→ Task to carry out
Repeat the records word for word, excluding any picture.

=======

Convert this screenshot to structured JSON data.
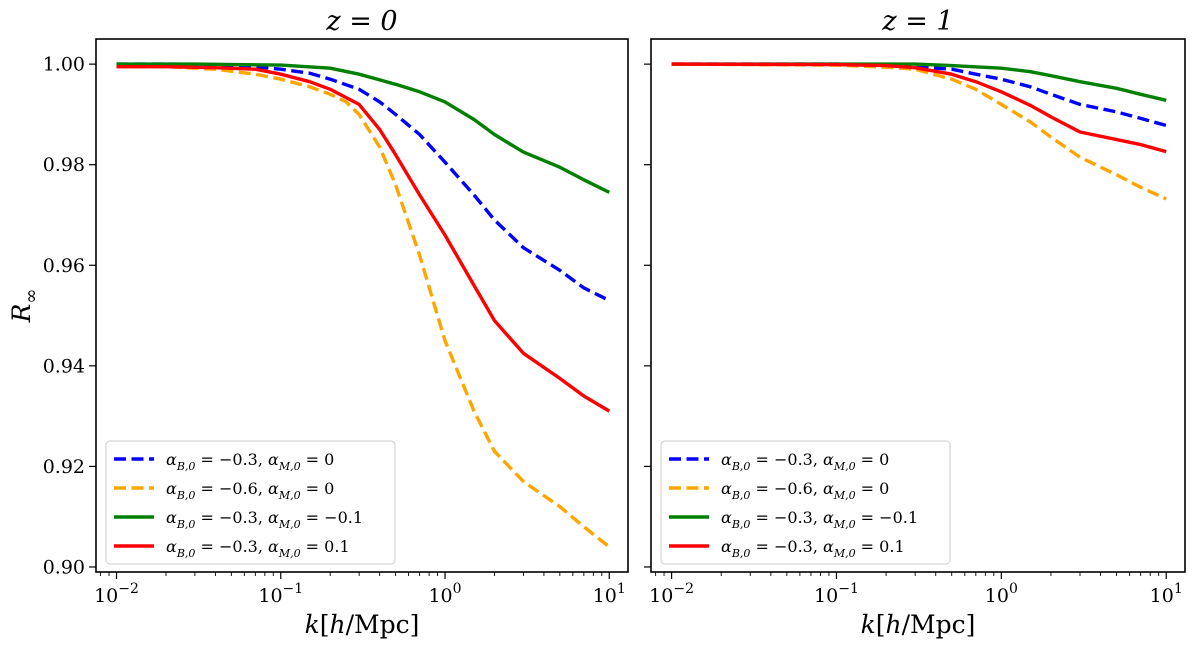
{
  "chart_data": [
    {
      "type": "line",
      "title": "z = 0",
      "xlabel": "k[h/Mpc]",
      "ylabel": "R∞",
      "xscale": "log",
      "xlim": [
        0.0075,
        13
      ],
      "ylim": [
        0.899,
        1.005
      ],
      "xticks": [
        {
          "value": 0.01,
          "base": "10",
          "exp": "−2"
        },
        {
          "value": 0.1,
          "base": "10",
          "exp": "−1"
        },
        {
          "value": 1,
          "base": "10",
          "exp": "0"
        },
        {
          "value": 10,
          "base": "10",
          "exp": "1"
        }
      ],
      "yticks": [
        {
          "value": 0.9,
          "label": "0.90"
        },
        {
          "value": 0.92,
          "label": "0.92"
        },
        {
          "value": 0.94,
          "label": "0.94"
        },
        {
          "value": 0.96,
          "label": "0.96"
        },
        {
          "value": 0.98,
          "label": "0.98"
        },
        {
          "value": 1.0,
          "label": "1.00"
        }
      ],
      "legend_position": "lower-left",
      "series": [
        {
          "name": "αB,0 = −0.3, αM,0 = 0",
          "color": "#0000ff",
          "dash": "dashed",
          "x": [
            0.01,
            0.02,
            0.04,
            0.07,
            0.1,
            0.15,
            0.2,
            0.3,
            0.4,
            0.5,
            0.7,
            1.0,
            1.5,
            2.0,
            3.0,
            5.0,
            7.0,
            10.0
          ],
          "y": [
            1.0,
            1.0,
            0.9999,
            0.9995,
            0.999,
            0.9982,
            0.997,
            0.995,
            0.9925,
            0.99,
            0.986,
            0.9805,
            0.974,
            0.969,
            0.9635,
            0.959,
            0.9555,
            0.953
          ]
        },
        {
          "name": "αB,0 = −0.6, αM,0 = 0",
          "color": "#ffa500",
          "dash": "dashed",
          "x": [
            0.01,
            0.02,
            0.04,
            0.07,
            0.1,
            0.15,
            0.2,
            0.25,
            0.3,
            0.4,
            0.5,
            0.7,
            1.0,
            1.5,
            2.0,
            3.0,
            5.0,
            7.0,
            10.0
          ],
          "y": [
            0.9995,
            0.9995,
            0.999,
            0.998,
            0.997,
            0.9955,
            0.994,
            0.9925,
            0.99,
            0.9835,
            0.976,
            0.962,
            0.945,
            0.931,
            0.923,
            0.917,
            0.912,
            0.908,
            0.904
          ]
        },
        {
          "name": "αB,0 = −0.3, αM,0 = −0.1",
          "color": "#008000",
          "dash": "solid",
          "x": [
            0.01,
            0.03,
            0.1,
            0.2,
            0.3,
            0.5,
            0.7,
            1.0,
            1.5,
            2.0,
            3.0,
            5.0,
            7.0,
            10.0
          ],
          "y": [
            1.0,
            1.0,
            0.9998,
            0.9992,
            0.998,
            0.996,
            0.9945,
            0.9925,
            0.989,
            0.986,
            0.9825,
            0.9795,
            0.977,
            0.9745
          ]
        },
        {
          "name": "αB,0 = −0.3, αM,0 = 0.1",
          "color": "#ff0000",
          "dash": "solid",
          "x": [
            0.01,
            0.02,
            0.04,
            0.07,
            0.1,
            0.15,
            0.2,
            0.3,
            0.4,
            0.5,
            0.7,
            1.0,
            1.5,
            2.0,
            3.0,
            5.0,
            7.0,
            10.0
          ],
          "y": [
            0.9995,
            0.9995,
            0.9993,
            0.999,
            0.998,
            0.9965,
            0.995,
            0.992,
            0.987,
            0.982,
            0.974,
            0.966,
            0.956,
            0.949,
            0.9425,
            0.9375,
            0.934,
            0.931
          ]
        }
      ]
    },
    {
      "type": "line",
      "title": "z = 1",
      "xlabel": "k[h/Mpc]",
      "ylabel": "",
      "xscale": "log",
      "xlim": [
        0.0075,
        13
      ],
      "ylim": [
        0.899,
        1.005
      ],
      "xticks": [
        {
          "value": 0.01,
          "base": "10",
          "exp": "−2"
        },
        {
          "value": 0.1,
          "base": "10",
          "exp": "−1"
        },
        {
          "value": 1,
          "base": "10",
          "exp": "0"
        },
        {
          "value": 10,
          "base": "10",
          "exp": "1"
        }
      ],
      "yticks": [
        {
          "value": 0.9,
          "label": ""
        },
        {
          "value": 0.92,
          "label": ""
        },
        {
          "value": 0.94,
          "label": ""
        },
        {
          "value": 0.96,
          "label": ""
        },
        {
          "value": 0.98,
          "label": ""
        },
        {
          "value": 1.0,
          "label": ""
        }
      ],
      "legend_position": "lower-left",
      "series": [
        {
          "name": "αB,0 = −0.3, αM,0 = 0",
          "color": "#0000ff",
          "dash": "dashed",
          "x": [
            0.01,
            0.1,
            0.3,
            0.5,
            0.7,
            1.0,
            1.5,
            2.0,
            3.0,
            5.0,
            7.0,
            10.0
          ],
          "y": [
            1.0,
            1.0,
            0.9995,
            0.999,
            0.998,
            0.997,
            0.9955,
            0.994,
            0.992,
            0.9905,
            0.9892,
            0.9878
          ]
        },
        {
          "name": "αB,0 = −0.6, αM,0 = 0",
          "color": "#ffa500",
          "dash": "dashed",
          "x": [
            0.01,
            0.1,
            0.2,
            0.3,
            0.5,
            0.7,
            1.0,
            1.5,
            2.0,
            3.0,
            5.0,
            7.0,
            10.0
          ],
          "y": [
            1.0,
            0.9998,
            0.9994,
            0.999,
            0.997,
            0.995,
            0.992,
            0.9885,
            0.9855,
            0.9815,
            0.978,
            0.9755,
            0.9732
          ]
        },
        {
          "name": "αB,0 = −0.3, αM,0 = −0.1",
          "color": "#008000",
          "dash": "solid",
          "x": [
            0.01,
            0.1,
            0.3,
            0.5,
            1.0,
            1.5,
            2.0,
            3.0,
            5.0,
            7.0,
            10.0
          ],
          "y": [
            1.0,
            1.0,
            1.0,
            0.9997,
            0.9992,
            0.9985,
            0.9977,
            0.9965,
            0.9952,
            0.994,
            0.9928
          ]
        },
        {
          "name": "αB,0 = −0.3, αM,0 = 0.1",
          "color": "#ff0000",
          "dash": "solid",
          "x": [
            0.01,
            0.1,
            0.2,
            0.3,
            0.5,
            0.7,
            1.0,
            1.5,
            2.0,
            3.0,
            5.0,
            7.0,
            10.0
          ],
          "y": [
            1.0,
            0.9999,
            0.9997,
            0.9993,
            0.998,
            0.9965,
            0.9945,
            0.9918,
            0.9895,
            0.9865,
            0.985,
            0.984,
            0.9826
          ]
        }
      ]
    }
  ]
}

=======

→ Exercise result
Convert this screenshot to structured JSON data.
{
  "chart_data": [
    {
      "type": "line",
      "title": "z = 0",
      "xlabel": "k[h/Mpc]",
      "ylabel": "R∞",
      "xscale": "log",
      "xlim": [
        0.0075,
        13
      ],
      "ylim": [
        0.899,
        1.005
      ],
      "xticks": [
        {
          "value": 0.01,
          "base": "10",
          "exp": "−2"
        },
        {
          "value": 0.1,
          "base": "10",
          "exp": "−1"
        },
        {
          "value": 1,
          "base": "10",
          "exp": "0"
        },
        {
          "value": 10,
          "base": "10",
          "exp": "1"
        }
      ],
      "yticks": [
        {
          "value": 0.9,
          "label": "0.90"
        },
        {
          "value": 0.92,
          "label": "0.92"
        },
        {
          "value": 0.94,
          "label": "0.94"
        },
        {
          "value": 0.96,
          "label": "0.96"
        },
        {
          "value": 0.98,
          "label": "0.98"
        },
        {
          "value": 1.0,
          "label": "1.00"
        }
      ],
      "legend_position": "lower-left",
      "series": [
        {
          "name": "αB,0 = −0.3, αM,0 = 0",
          "color": "#0000ff",
          "dash": "dashed",
          "x": [
            0.01,
            0.02,
            0.04,
            0.07,
            0.1,
            0.15,
            0.2,
            0.3,
            0.4,
            0.5,
            0.7,
            1.0,
            1.5,
            2.0,
            3.0,
            5.0,
            7.0,
            10.0
          ],
          "y": [
            1.0,
            1.0,
            0.9999,
            0.9995,
            0.999,
            0.9982,
            0.997,
            0.995,
            0.9925,
            0.99,
            0.986,
            0.9805,
            0.974,
            0.969,
            0.9635,
            0.959,
            0.9555,
            0.953
          ]
        },
        {
          "name": "αB,0 = −0.6, αM,0 = 0",
          "color": "#ffa500",
          "dash": "dashed",
          "x": [
            0.01,
            0.02,
            0.04,
            0.07,
            0.1,
            0.15,
            0.2,
            0.25,
            0.3,
            0.4,
            0.5,
            0.7,
            1.0,
            1.5,
            2.0,
            3.0,
            5.0,
            7.0,
            10.0
          ],
          "y": [
            0.9995,
            0.9995,
            0.999,
            0.998,
            0.997,
            0.9955,
            0.994,
            0.9925,
            0.99,
            0.9835,
            0.976,
            0.962,
            0.945,
            0.931,
            0.923,
            0.917,
            0.912,
            0.908,
            0.904
          ]
        },
        {
          "name": "αB,0 = −0.3, αM,0 = −0.1",
          "color": "#008000",
          "dash": "solid",
          "x": [
            0.01,
            0.03,
            0.1,
            0.2,
            0.3,
            0.5,
            0.7,
            1.0,
            1.5,
            2.0,
            3.0,
            5.0,
            7.0,
            10.0
          ],
          "y": [
            1.0,
            1.0,
            0.9998,
            0.9992,
            0.998,
            0.996,
            0.9945,
            0.9925,
            0.989,
            0.986,
            0.9825,
            0.9795,
            0.977,
            0.9745
          ]
        },
        {
          "name": "αB,0 = −0.3, αM,0 = 0.1",
          "color": "#ff0000",
          "dash": "solid",
          "x": [
            0.01,
            0.02,
            0.04,
            0.07,
            0.1,
            0.15,
            0.2,
            0.3,
            0.4,
            0.5,
            0.7,
            1.0,
            1.5,
            2.0,
            3.0,
            5.0,
            7.0,
            10.0
          ],
          "y": [
            0.9995,
            0.9995,
            0.9993,
            0.999,
            0.998,
            0.9965,
            0.995,
            0.992,
            0.987,
            0.982,
            0.974,
            0.966,
            0.956,
            0.949,
            0.9425,
            0.9375,
            0.934,
            0.931
          ]
        }
      ]
    },
    {
      "type": "line",
      "title": "z = 1",
      "xlabel": "k[h/Mpc]",
      "ylabel": "",
      "xscale": "log",
      "xlim": [
        0.0075,
        13
      ],
      "ylim": [
        0.899,
        1.005
      ],
      "xticks": [
        {
          "value": 0.01,
          "base": "10",
          "exp": "−2"
        },
        {
          "value": 0.1,
          "base": "10",
          "exp": "−1"
        },
        {
          "value": 1,
          "base": "10",
          "exp": "0"
        },
        {
          "value": 10,
          "base": "10",
          "exp": "1"
        }
      ],
      "yticks": [
        {
          "value": 0.9,
          "label": ""
        },
        {
          "value": 0.92,
          "label": ""
        },
        {
          "value": 0.94,
          "label": ""
        },
        {
          "value": 0.96,
          "label": ""
        },
        {
          "value": 0.98,
          "label": ""
        },
        {
          "value": 1.0,
          "label": ""
        }
      ],
      "legend_position": "lower-left",
      "series": [
        {
          "name": "αB,0 = −0.3, αM,0 = 0",
          "color": "#0000ff",
          "dash": "dashed",
          "x": [
            0.01,
            0.1,
            0.3,
            0.5,
            0.7,
            1.0,
            1.5,
            2.0,
            3.0,
            5.0,
            7.0,
            10.0
          ],
          "y": [
            1.0,
            1.0,
            0.9995,
            0.999,
            0.998,
            0.997,
            0.9955,
            0.994,
            0.992,
            0.9905,
            0.9892,
            0.9878
          ]
        },
        {
          "name": "αB,0 = −0.6, αM,0 = 0",
          "color": "#ffa500",
          "dash": "dashed",
          "x": [
            0.01,
            0.1,
            0.2,
            0.3,
            0.5,
            0.7,
            1.0,
            1.5,
            2.0,
            3.0,
            5.0,
            7.0,
            10.0
          ],
          "y": [
            1.0,
            0.9998,
            0.9994,
            0.999,
            0.997,
            0.995,
            0.992,
            0.9885,
            0.9855,
            0.9815,
            0.978,
            0.9755,
            0.9732
          ]
        },
        {
          "name": "αB,0 = −0.3, αM,0 = −0.1",
          "color": "#008000",
          "dash": "solid",
          "x": [
            0.01,
            0.1,
            0.3,
            0.5,
            1.0,
            1.5,
            2.0,
            3.0,
            5.0,
            7.0,
            10.0
          ],
          "y": [
            1.0,
            1.0,
            1.0,
            0.9997,
            0.9992,
            0.9985,
            0.9977,
            0.9965,
            0.9952,
            0.994,
            0.9928
          ]
        },
        {
          "name": "αB,0 = −0.3, αM,0 = 0.1",
          "color": "#ff0000",
          "dash": "solid",
          "x": [
            0.01,
            0.1,
            0.2,
            0.3,
            0.5,
            0.7,
            1.0,
            1.5,
            2.0,
            3.0,
            5.0,
            7.0,
            10.0
          ],
          "y": [
            1.0,
            0.9999,
            0.9997,
            0.9993,
            0.998,
            0.9965,
            0.9945,
            0.9918,
            0.9895,
            0.9865,
            0.985,
            0.984,
            0.9826
          ]
        }
      ]
    }
  ]
}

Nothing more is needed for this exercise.